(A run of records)
────────────────────

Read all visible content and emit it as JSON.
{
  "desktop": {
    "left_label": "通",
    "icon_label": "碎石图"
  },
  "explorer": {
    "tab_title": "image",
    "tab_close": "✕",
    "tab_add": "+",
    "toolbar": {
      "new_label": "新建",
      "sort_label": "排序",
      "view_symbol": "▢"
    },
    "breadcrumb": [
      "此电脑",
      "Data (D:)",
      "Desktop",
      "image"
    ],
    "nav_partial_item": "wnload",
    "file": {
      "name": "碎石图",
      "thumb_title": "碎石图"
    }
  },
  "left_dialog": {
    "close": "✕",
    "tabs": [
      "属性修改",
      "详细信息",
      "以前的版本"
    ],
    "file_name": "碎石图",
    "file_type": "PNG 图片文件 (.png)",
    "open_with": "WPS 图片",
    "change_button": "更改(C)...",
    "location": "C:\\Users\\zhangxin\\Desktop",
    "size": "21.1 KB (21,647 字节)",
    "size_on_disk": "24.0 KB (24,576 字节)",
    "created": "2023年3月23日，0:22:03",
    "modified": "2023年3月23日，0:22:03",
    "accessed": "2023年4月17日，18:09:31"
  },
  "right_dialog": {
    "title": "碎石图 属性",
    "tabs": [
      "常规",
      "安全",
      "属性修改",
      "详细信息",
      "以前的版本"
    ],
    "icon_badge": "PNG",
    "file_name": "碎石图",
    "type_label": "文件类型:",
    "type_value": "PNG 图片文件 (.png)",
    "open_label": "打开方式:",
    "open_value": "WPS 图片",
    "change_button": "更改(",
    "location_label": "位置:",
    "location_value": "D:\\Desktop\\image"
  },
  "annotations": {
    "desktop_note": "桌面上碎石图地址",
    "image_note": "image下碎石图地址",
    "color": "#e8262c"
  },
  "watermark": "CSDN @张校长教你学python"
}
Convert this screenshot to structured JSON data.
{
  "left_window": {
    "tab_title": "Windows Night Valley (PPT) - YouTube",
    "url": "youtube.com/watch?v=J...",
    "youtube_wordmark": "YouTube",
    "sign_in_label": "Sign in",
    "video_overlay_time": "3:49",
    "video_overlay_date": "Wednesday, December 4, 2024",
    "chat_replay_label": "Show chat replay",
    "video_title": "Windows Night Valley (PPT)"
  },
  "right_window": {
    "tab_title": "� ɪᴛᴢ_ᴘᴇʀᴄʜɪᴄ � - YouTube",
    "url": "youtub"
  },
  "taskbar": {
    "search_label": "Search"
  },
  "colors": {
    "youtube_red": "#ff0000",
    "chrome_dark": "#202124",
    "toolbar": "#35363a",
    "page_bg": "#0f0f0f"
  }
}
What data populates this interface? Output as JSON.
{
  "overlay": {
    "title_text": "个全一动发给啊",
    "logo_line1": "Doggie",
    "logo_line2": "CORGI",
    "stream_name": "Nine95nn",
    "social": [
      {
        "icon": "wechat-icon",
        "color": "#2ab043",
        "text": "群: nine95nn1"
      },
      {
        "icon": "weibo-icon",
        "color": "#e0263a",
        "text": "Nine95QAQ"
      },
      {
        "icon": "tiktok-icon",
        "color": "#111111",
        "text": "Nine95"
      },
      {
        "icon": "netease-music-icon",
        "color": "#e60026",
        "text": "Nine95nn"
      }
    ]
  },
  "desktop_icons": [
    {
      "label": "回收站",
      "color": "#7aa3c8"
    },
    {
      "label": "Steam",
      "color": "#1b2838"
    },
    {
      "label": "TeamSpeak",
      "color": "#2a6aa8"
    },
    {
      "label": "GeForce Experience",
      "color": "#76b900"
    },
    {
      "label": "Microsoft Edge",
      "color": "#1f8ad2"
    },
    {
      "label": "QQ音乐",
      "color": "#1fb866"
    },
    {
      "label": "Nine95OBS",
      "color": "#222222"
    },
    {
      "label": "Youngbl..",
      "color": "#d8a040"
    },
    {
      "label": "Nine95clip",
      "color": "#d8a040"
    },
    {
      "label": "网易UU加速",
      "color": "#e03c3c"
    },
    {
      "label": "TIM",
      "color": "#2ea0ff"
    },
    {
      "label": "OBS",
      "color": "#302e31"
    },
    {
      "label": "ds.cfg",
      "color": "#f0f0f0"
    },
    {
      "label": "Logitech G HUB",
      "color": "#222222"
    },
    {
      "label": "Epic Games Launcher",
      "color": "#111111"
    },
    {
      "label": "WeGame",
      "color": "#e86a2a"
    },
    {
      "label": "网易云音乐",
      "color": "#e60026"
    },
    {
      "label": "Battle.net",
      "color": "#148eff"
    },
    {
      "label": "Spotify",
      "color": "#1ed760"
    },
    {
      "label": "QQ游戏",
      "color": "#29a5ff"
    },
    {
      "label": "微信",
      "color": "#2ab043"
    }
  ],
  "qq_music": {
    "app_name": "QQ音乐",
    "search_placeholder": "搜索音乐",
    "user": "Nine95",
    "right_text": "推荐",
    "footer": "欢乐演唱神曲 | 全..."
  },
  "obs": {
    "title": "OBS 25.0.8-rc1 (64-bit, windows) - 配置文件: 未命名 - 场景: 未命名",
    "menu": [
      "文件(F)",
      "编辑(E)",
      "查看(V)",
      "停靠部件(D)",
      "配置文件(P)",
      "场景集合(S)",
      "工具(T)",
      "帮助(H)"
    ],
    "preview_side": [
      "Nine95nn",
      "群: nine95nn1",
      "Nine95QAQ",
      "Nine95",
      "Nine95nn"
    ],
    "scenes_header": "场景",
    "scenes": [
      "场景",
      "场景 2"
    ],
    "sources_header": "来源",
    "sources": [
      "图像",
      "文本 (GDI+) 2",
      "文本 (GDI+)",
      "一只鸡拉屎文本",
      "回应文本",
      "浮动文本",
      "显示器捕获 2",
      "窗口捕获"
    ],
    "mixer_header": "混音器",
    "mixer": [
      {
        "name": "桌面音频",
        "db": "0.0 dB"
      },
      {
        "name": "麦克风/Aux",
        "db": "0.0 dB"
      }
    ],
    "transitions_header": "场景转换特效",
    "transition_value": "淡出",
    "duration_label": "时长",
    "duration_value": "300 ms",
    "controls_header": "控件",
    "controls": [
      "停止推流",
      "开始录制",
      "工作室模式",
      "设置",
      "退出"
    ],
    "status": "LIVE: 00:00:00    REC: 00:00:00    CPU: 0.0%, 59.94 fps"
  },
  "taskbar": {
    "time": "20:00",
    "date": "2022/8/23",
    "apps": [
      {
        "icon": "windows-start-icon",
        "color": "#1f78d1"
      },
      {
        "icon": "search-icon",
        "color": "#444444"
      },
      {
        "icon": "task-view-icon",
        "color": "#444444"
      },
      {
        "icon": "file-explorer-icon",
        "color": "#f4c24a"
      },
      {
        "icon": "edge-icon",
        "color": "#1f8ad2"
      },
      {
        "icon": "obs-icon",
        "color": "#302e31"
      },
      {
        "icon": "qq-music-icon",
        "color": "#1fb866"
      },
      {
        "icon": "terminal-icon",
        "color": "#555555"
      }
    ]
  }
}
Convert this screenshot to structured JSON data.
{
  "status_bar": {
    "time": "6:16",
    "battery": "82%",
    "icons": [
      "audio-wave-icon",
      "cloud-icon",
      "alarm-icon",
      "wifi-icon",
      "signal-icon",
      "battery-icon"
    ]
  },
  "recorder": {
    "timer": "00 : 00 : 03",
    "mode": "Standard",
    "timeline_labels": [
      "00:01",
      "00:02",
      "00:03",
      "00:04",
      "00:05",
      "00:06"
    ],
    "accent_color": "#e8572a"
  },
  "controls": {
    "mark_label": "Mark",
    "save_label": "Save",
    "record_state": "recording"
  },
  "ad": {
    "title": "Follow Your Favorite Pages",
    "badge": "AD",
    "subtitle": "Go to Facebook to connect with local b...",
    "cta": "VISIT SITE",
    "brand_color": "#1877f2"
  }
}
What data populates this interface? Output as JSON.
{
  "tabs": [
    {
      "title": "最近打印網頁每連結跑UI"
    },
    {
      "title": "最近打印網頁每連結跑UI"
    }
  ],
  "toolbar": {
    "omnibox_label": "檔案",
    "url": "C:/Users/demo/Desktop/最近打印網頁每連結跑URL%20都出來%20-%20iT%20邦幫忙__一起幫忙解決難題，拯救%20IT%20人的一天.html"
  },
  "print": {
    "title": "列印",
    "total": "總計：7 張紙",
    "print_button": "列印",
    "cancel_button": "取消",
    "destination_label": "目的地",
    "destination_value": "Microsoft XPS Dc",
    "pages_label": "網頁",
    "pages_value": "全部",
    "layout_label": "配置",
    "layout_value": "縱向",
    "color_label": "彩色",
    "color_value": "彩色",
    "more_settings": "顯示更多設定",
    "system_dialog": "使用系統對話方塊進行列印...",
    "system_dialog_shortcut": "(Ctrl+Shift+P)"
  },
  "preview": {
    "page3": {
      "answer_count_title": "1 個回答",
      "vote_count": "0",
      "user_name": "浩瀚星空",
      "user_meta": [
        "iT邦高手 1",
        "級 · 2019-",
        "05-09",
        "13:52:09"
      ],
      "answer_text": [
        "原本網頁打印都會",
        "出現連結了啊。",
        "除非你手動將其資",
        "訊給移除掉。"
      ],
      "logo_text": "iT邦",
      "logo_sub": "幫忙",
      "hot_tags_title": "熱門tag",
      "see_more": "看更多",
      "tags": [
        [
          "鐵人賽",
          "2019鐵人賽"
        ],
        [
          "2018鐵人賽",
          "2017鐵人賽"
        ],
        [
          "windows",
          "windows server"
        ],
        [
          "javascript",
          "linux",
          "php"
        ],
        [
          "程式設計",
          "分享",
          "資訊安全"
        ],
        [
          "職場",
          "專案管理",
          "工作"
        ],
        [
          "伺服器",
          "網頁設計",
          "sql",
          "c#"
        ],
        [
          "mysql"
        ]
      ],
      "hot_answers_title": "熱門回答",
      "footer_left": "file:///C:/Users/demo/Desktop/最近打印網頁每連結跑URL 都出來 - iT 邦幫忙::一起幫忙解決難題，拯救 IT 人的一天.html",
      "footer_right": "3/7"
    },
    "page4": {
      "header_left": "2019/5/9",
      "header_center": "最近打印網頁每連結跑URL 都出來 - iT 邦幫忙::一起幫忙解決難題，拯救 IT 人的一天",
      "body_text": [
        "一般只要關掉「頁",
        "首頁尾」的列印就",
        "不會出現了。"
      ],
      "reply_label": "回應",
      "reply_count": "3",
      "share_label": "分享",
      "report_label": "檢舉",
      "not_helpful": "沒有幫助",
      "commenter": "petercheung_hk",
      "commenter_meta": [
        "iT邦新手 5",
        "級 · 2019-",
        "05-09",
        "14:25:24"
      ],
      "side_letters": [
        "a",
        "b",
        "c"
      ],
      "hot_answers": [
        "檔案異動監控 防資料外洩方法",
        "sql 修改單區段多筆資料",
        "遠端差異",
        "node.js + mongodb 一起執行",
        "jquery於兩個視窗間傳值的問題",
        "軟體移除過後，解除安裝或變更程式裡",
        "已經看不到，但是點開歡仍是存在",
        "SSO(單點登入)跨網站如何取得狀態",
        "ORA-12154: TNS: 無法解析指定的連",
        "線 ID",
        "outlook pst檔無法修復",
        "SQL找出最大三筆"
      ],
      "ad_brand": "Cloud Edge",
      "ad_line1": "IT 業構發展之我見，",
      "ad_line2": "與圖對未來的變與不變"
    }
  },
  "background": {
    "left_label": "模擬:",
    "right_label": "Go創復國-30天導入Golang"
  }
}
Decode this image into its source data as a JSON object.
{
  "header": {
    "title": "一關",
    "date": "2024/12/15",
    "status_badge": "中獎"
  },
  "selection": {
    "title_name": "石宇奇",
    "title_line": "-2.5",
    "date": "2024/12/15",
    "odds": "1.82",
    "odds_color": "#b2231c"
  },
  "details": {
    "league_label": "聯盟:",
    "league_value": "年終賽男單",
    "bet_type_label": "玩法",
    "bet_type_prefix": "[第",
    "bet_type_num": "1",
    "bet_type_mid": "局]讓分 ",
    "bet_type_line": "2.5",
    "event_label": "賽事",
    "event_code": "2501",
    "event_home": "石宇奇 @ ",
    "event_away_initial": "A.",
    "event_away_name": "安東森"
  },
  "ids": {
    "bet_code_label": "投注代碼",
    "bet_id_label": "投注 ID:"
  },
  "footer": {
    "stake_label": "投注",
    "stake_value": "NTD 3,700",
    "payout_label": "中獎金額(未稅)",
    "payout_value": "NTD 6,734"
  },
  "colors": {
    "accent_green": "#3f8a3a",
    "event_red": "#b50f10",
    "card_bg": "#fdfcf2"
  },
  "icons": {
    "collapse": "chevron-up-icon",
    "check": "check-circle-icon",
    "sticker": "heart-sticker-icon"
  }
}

────────────────────

Find the lines above holding the word "最近打印網頁每連結跑URL" and show them.

_Output for this exercise_
    "url": "C:/Users/demo/Desktop/最近打印網頁每連結跑URL%20都出來%20-%20iT%20邦幫忙__一起幫忙解決難題，拯救%20IT%20人的一天.html"
      "footer_left": "file:///C:/Users/demo/Desktop/最近打印網頁每連結跑URL 都出來 - iT 邦幫忙::一起幫忙解決難題，拯救 IT 人的一天.html",
      "header_center": "最近打印網頁每連結跑URL 都出來 - iT 邦幫忙::一起幫忙解決難題，拯救 IT 人的一天",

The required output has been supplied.